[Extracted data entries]
——

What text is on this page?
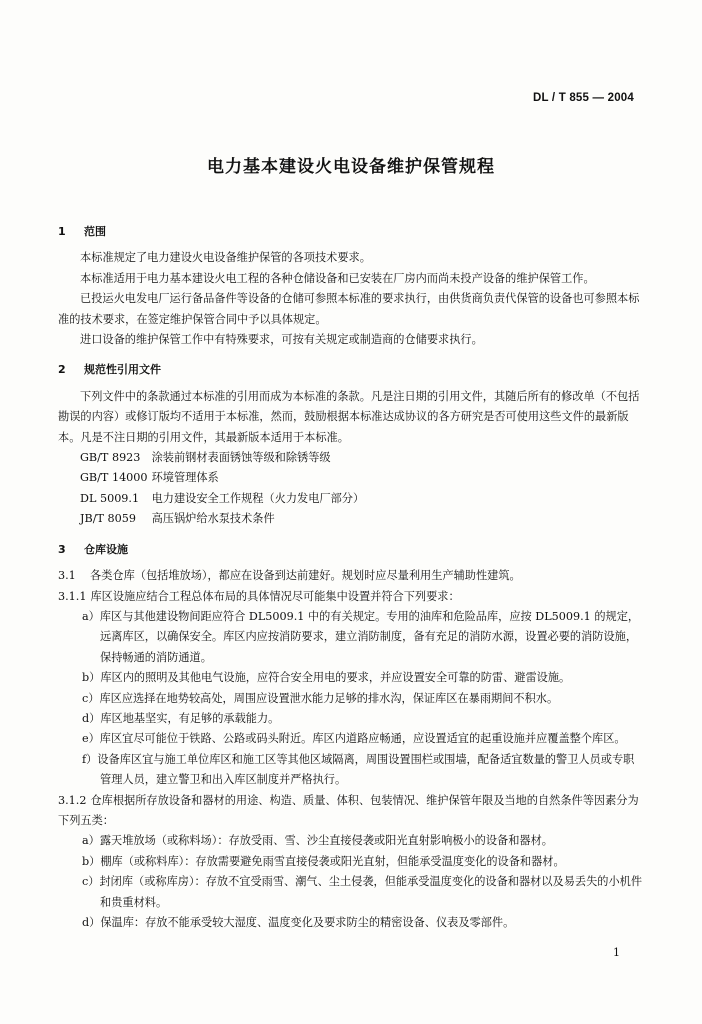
DL / T 855 — 2004
电力基本建设火电设备维护保管规程

1 范围

本标准规定了电力建设火电设备维护保管的各项技术要求。

本标准适用于电力基本建设火电工程的各种仓储设备和已安装在厂房内而尚未投产设备的维护保管工作。

已投运火电发电厂运行备品备件等设备的仓储可参照本标准的要求执行，由供货商负责代保管的设备也可参照本标准的技术要求，在签定维护保管合同中予以具体规定。

进口设备的维护保管工作中有特殊要求，可按有关规定或制造商的仓储要求执行。

2 规范性引用文件

下列文件中的条款通过本标准的引用而成为本标准的条款。凡是注日期的引用文件，其随后所有的修改单（不包括勘误的内容）或修订版均不适用于本标准，然而，鼓励根据本标准达成协议的各方研究是否可使用这些文件的最新版本。凡是不注日期的引用文件，其最新版本适用于本标准。

GB/T 8923 涂装前钢材表面锈蚀等级和除锈等级

GB/T 14000 环境管理体系

DL 5009.1 电力建设安全工作规程（火力发电厂部分）

JB/T 8059 高压锅炉给水泵技术条件

3 仓库设施

3.1 各类仓库（包括堆放场），都应在设备到达前建好。规划时应尽量利用生产辅助性建筑。

3.1.1 库区设施应结合工程总体布局的具体情况尽可能集中设置并符合下列要求：

a）库区与其他建设物间距应符合 DL5009.1 中的有关规定。专用的油库和危险品库，应按 DL5009.1 的规定，远离库区，以确保安全。库区内应按消防要求，建立消防制度，备有充足的消防水源，设置必要的消防设施，保持畅通的消防通道。

b）库区内的照明及其他电气设施，应符合安全用电的要求，并应设置安全可靠的防雷、避雷设施。

c）库区应选择在地势较高处，周围应设置泄水能力足够的排水沟，保证库区在暴雨期间不积水。

d）库区地基坚实，有足够的承载能力。

e）库区宜尽可能位于铁路、公路或码头附近。库区内道路应畅通，应设置适宜的起重设施并应覆盖整个库区。

f）设备库区宜与施工单位库区和施工区等其他区域隔离，周围设置围栏或围墙，配备适宜数量的警卫人员或专职管理人员，建立警卫和出入库区制度并严格执行。

3.1.2 仓库根据所存放设备和器材的用途、构造、质量、体积、包装情况、维护保管年限及当地的自然条件等因素分为下列五类：

a）露天堆放场（或称料场）：存放受雨、雪、沙尘直接侵袭或阳光直射影响极小的设备和器材。

b）棚库（或称料库）：存放需要避免雨雪直接侵袭或阳光直射，但能承受温度变化的设备和器材。

c）封闭库（或称库房）：存放不宜受雨雪、潮气、尘土侵袭，但能承受温度变化的设备和器材以及易丢失的小机件和贵重材料。

d）保温库：存放不能承受较大湿度、温度变化及要求防尘的精密设备、仪表及零部件。

1
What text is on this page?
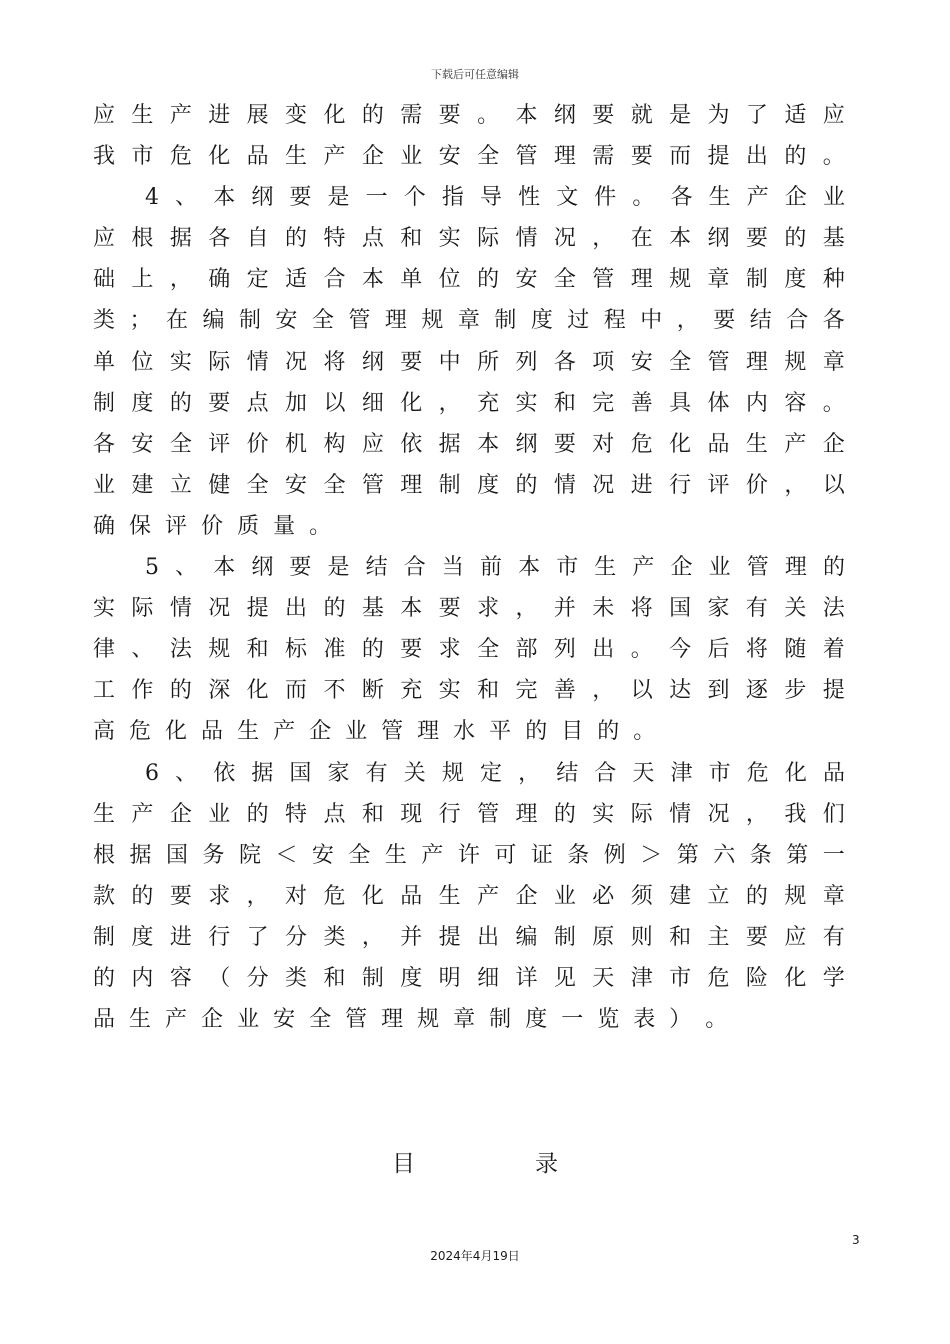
下载后可任意编辑
应 生 产 进 展 变 化 的 需 要 。 本 纲 要 就 是 为 了 适 应
我 市 危 化 品 生 产 企 业 安 全 管 理 需 要 而 提 出 的 。
4 、 本 纲 要 是 一 个 指 导 性 文 件 。 各 生 产 企 业
应 根 据 各 自 的 特 点 和 实 际 情 况 ， 在 本 纲 要 的 基
础 上 ， 确 定 适 合 本 单 位 的 安 全 管 理 规 章 制 度 种
类 ； 在 编 制 安 全 管 理 规 章 制 度 过 程 中 ， 要 结 合 各
单 位 实 际 情 况 将 纲 要 中 所 列 各 项 安 全 管 理 规 章
制 度 的 要 点 加 以 细 化 ， 充 实 和 完 善 具 体 内 容 。
各 安 全 评 价 机 构 应 依 据 本 纲 要 对 危 化 品 生 产 企
业 建 立 健 全 安 全 管 理 制 度 的 情 况 进 行 评 价 ， 以
确 保 评 价 质 量 。
5 、 本 纲 要 是 结 合 当 前 本 市 生 产 企 业 管 理 的
实 际 情 况 提 出 的 基 本 要 求 ， 并 未 将 国 家 有 关 法
律 、 法 规 和 标 准 的 要 求 全 部 列 出 。 今 后 将 随 着
工 作 的 深 化 而 不 断 充 实 和 完 善 ， 以 达 到 逐 步 提
高 危 化 品 生 产 企 业 管 理 水 平 的 目 的 。
6 、 依 据 国 家 有 关 规 定 ， 结 合 天 津 市 危 化 品
生 产 企 业 的 特 点 和 现 行 管 理 的 实 际 情 况 ， 我 们
根 据 国 务 院 ＜ 安 全 生 产 许 可 证 条 例 ＞ 第 六 条 第 一
款 的 要 求 ， 对 危 化 品 生 产 企 业 必 须 建 立 的 规 章
制 度 进 行 了 分 类 ， 并 提 出 编 制 原 则 和 主 要 应 有
的 内 容 （ 分 类 和 制 度 明 细 详 见 天 津 市 危 险 化 学
品 生 产 企 业 安 全 管 理 规 章 制 度 一 览 表 ） 。
目	录
3
2024年4月19日
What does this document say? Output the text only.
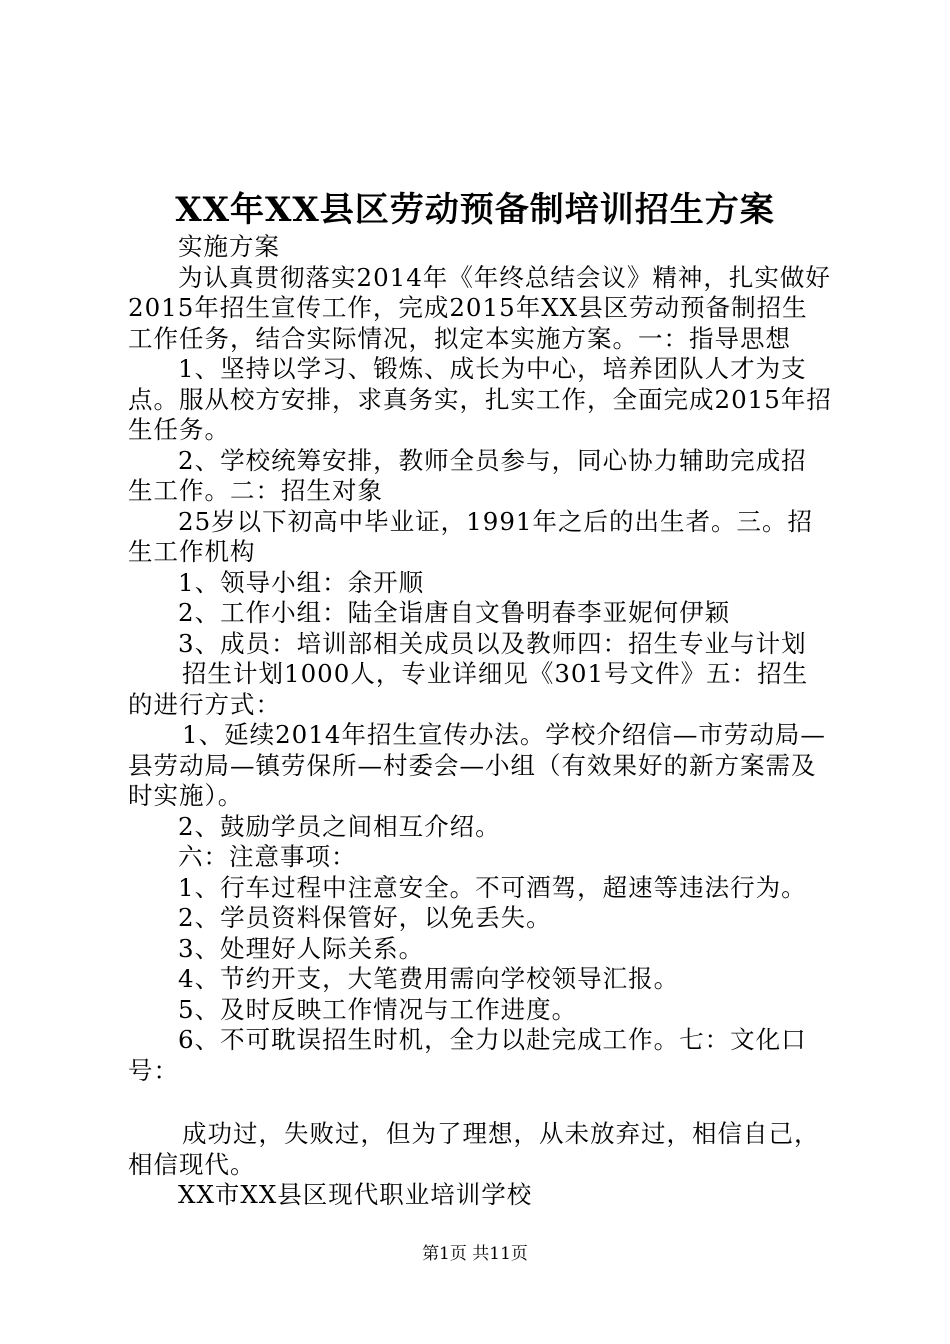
XX年XX县区劳动预备制培训招生方案

实施方案

为认真贯彻落实2014年《年终总结会议》精神，扎实做好2015年招生宣传工作，完成2015年XX县区劳动预备制招生工作任务，结合实际情况，拟定本实施方案。一：指导思想

1、坚持以学习、锻炼、成长为中心，培养团队人才为支点。服从校方安排，求真务实，扎实工作，全面完成2015年招生任务。

2、学校统筹安排，教师全员参与，同心协力辅助完成招生工作。二：招生对象

25岁以下初高中毕业证，1991年之后的出生者。三。招生工作机构

1、领导小组：余开顺

2、工作小组：陆全诣唐自文鲁明春李亚妮何伊颖

3、成员：培训部相关成员以及教师四：招生专业与计划

招生计划1000人，专业详细见《301号文件》五：招生的进行方式：

1、延续2014年招生宣传办法。学校介绍信—市劳动局—县劳动局—镇劳保所—村委会—小组（有效果好的新方案需及时实施）。

2、鼓励学员之间相互介绍。

六：注意事项：

1、行车过程中注意安全。不可酒驾，超速等违法行为。

2、学员资料保管好，以免丢失。

3、处理好人际关系。

4、节约开支，大笔费用需向学校领导汇报。

5、及时反映工作情况与工作进度。

6、不可耽误招生时机，全力以赴完成工作。七：文化口号：

成功过，失败过，但为了理想，从未放弃过，相信自己，相信现代。

XX市XX县区现代职业培训学校

第1页 共11页
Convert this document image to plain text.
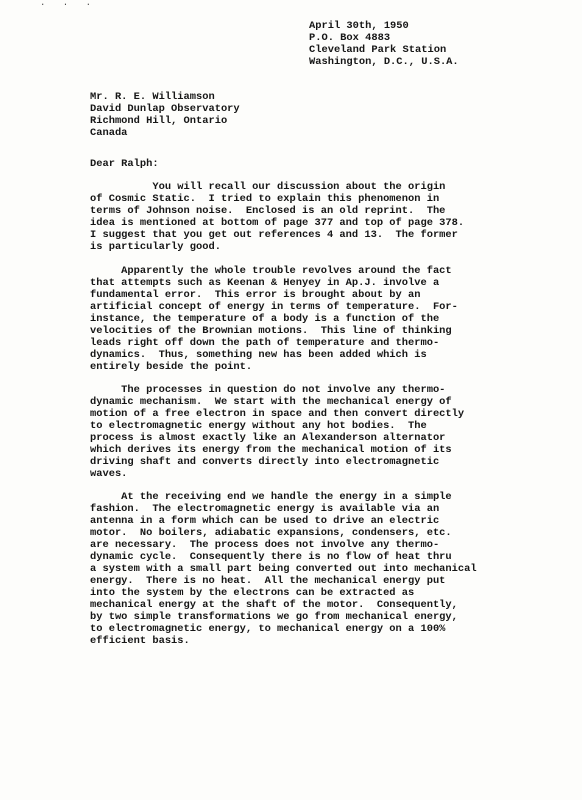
· · ·
April 30th, 1950
P.O. Box 4883
Cleveland Park Station
Washington, D.C., U.S.A.
Mr. R. E. Williamson
David Dunlap Observatory
Richmond Hill, Ontario
Canada
Dear Ralph:
You will recall our discussion about the origin
of Cosmic Static.  I tried to explain this phenomenon in
terms of Johnson noise.  Enclosed is an old reprint.  The
idea is mentioned at bottom of page 377 and top of page 378.
I suggest that you get out references 4 and 13.  The former
is particularly good.
Apparently the whole trouble revolves around the fact
that attempts such as Keenan & Henyey in Ap.J. involve a
fundamental error.  This error is brought about by an
artificial concept of energy in terms of temperature.  For-
instance, the temperature of a body is a function of the
velocities of the Brownian motions.  This line of thinking
leads right off down the path of temperature and thermo-
dynamics.  Thus, something new has been added which is
entirely beside the point.
The processes in question do not involve any thermo-
dynamic mechanism.  We start with the mechanical energy of
motion of a free electron in space and then convert directly
to electromagnetic energy without any hot bodies.  The
process is almost exactly like an Alexanderson alternator
which derives its energy from the mechanical motion of its
driving shaft and converts directly into electromagnetic
waves.
At the receiving end we handle the energy in a simple
fashion.  The electromagnetic energy is available via an
antenna in a form which can be used to drive an electric
motor.  No boilers, adiabatic expansions, condensers, etc.
are necessary.  The process does not involve any thermo-
dynamic cycle.  Consequently there is no flow of heat thru
a system with a small part being converted out into mechanical
energy.  There is no heat.  All the mechanical energy put
into the system by the electrons can be extracted as
mechanical energy at the shaft of the motor.  Consequently,
by two simple transformations we go from mechanical energy,
to electromagnetic energy, to mechanical energy on a 100%
efficient basis.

——

Problem details:
Track down every line holding the string "heat" and copy it.

Written answer:
dynamic cycle.  Consequently there is no flow of heat thru
energy.  There is no heat.  All the mechanical energy put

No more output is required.